** START **

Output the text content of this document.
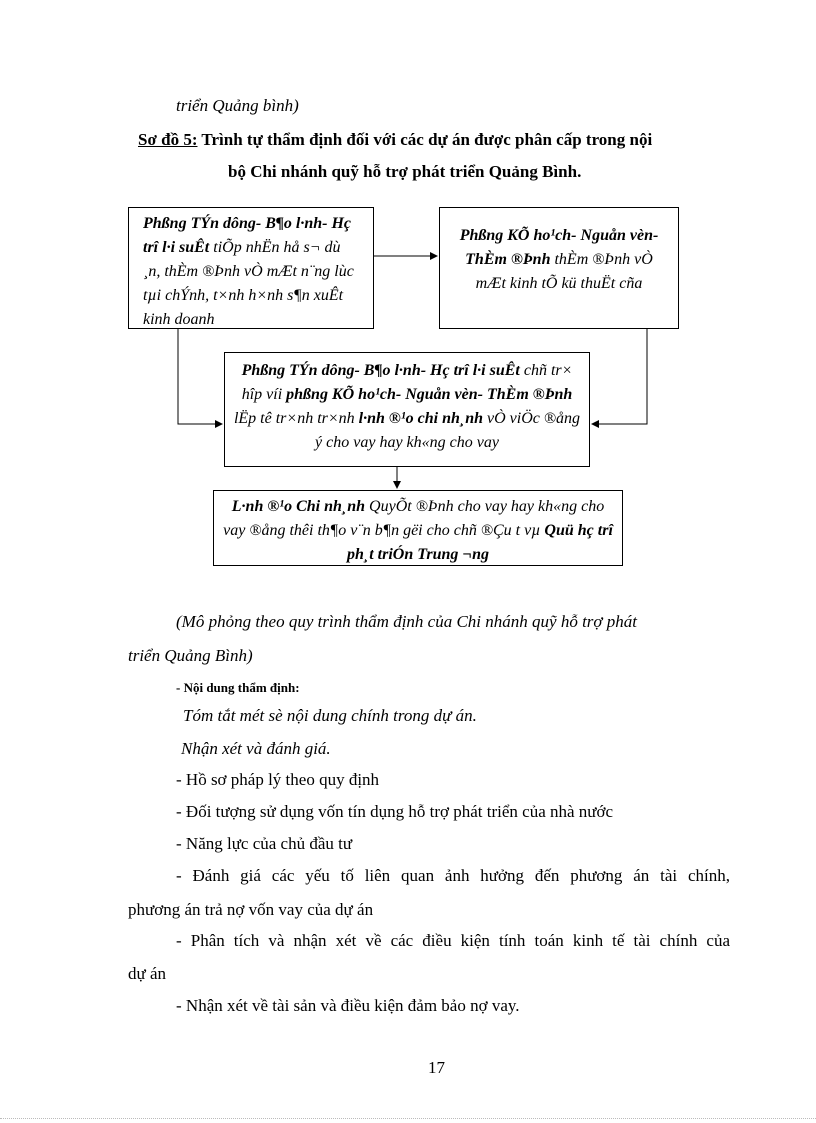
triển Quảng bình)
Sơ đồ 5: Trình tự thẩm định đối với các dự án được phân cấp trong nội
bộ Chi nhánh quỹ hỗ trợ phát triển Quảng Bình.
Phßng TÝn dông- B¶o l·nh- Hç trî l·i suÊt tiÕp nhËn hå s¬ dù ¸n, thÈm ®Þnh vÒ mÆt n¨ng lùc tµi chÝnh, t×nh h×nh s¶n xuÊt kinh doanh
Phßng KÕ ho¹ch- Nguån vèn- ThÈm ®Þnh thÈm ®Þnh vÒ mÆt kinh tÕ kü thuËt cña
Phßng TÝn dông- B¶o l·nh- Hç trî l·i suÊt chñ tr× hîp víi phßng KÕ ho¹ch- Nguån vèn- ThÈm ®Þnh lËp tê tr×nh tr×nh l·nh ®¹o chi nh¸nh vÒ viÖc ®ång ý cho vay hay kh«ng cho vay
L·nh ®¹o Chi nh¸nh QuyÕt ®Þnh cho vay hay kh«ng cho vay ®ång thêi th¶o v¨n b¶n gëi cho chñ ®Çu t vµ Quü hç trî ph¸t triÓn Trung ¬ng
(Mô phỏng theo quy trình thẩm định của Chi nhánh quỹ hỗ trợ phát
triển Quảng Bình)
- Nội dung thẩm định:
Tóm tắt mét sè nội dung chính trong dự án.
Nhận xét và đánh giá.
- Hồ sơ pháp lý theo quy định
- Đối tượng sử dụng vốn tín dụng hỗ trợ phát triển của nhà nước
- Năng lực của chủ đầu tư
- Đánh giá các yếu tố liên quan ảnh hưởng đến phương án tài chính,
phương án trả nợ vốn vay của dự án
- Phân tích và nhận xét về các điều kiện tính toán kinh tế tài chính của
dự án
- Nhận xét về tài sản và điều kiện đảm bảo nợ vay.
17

** END **

TASK TO CARRY OUT
Return from the data every line that holds "ho¹ch".

RESPONSE
Phßng KÕ ho¹ch- Nguån vèn- ThÈm ®Þnh thÈm ®Þnh vÒ mÆt kinh tÕ kü thuËt cña
Phßng TÝn dông- B¶o l·nh- Hç trî l·i suÊt chñ tr× hîp víi phßng KÕ ho¹ch- Nguån vèn- ThÈm ®Þnh lËp tê tr×nh tr×nh l·nh ®¹o chi nh¸nh vÒ viÖc ®ång ý cho vay hay kh«ng cho vay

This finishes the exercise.